State how many lines hold the word "strategies", with no other words.

· · · ·

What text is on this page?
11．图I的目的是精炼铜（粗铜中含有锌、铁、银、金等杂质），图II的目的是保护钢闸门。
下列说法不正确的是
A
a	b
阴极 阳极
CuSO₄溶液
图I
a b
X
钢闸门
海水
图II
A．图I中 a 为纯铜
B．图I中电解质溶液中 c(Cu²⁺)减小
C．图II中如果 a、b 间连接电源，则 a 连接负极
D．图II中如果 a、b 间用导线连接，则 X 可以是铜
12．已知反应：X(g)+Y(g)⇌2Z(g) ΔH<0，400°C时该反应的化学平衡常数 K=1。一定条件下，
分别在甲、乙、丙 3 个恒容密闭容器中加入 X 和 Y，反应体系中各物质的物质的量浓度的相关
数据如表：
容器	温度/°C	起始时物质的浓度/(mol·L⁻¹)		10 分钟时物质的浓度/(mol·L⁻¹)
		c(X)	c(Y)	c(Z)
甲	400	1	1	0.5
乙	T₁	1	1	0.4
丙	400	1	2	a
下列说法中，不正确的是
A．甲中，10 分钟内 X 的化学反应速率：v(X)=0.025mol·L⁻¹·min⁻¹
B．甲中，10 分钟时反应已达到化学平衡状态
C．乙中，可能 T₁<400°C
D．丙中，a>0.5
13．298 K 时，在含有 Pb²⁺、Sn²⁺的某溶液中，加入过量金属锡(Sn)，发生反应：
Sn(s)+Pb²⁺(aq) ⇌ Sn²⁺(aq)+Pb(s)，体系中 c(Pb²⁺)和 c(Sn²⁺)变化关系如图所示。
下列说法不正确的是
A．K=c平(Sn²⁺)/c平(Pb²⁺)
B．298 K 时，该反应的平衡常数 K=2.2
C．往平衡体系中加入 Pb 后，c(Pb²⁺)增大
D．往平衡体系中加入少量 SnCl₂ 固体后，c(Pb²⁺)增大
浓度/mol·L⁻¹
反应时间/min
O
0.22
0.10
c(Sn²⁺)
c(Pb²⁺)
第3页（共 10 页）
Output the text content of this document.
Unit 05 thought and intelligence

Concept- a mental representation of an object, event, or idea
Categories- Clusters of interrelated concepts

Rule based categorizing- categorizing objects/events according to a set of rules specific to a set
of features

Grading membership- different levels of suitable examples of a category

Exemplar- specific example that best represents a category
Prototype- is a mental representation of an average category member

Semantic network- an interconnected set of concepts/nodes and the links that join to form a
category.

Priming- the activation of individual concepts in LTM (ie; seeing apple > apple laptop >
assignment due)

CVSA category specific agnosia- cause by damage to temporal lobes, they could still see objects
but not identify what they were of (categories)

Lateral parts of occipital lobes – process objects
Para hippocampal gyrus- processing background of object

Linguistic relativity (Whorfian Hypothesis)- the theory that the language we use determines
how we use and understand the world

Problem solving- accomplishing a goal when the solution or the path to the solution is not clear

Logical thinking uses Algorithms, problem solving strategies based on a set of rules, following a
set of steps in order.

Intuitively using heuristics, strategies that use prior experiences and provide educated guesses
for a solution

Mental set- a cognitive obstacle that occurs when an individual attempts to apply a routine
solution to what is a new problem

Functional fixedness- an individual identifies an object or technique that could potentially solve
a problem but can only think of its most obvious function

· · · ·

• **Answer for this exercise**
2